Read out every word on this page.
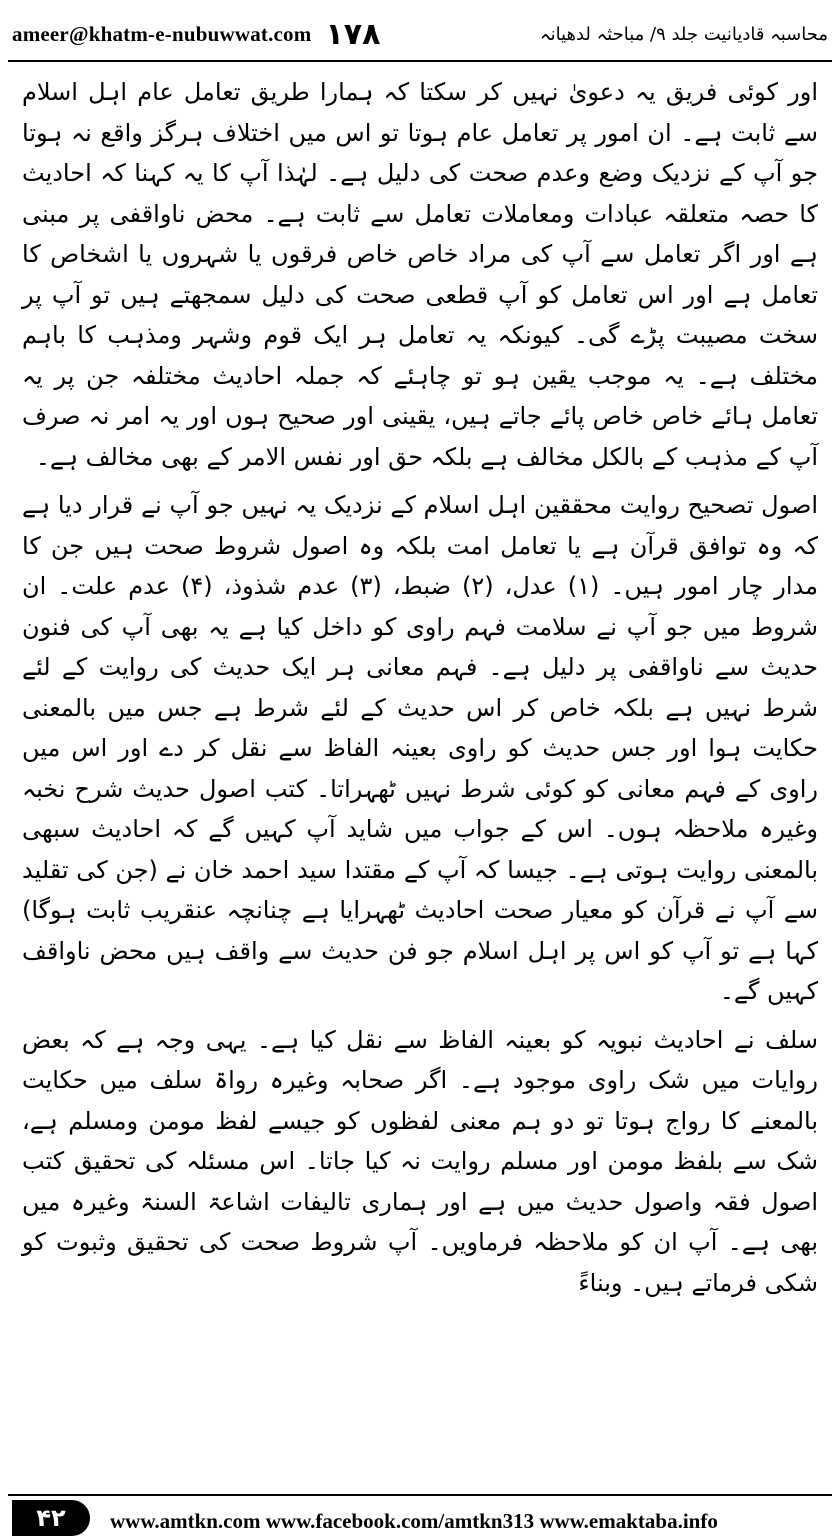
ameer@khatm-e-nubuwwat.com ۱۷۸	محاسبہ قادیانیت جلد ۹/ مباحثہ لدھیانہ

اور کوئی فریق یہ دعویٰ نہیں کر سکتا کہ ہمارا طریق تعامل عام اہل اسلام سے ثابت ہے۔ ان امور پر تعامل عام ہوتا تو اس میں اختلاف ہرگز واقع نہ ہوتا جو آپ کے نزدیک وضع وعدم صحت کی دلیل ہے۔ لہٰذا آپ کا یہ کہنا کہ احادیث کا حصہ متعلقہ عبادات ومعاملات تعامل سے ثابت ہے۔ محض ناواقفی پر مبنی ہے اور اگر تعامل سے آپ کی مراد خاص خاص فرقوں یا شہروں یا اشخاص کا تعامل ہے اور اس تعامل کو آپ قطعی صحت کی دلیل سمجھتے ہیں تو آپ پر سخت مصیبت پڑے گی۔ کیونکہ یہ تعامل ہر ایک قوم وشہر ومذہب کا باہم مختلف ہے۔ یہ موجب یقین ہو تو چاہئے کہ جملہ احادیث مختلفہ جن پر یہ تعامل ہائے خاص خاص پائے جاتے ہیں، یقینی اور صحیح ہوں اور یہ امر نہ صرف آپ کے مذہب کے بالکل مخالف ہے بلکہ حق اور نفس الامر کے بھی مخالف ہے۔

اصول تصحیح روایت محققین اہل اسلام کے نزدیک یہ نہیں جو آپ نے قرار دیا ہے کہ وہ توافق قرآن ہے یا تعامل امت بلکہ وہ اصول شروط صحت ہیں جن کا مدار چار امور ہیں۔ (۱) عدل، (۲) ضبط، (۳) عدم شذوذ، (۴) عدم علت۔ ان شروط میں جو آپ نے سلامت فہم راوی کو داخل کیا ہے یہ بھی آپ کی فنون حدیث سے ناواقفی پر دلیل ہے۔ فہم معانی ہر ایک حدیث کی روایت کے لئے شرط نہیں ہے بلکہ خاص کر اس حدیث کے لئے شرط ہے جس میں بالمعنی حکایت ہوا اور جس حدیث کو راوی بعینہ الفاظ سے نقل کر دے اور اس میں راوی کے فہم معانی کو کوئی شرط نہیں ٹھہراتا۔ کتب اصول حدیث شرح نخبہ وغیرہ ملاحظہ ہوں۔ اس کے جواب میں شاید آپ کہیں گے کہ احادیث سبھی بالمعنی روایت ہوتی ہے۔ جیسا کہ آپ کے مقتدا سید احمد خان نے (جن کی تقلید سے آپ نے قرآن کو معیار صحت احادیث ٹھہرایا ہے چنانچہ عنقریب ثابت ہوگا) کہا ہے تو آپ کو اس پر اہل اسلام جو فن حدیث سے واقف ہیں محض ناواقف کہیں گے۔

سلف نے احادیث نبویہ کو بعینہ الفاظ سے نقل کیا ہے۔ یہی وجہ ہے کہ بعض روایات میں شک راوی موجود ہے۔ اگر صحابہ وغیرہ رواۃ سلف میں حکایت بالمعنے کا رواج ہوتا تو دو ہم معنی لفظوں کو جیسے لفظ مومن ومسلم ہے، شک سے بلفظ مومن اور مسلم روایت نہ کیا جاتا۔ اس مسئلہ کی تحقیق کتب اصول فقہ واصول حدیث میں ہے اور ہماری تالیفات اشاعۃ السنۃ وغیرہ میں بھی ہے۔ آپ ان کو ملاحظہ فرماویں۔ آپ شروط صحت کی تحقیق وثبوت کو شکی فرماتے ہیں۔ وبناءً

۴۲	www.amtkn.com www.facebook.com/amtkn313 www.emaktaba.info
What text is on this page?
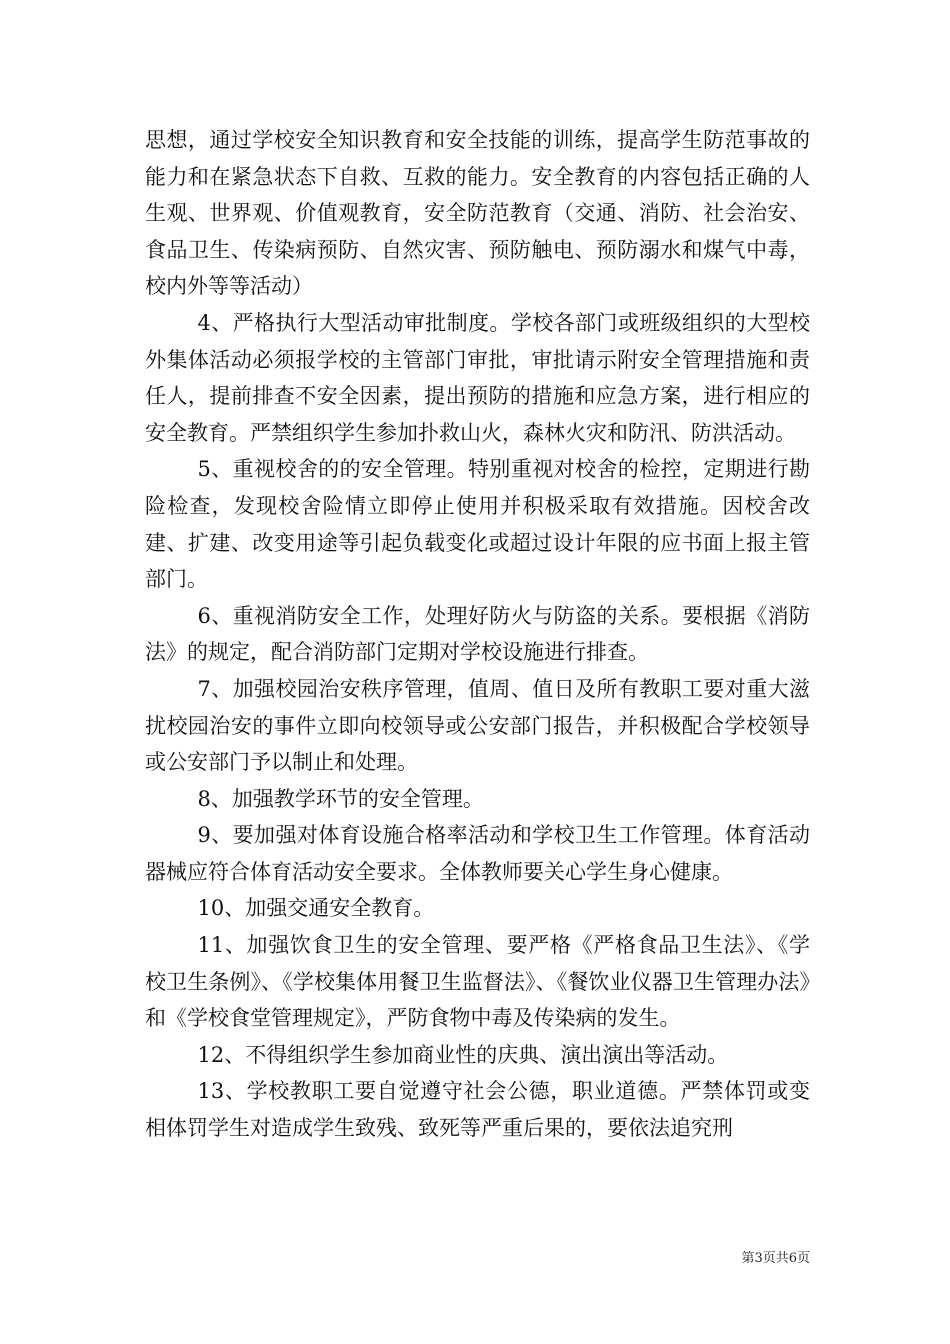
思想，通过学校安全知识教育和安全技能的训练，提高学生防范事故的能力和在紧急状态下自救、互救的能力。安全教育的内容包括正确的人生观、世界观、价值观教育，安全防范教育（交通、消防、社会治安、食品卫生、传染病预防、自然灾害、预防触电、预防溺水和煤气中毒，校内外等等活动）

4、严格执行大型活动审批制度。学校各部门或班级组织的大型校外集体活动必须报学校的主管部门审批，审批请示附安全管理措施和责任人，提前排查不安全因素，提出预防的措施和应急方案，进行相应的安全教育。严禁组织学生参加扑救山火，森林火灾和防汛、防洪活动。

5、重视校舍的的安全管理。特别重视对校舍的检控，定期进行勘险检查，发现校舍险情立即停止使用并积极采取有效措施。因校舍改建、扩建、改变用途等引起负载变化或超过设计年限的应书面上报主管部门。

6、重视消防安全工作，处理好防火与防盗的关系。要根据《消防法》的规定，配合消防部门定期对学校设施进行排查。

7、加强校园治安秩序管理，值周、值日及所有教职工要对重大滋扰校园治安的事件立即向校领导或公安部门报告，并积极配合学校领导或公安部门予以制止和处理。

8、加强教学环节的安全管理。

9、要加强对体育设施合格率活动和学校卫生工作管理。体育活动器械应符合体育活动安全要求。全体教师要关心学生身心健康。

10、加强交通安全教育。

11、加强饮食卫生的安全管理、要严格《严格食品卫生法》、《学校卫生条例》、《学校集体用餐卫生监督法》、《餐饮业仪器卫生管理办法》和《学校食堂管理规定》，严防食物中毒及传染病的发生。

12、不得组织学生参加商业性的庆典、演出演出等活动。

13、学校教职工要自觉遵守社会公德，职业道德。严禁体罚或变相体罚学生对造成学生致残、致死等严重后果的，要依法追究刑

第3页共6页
===
_What needs to be done_:
State how many lines of the listing above include the word "page". Give nothing but the number.

_Solution_:
2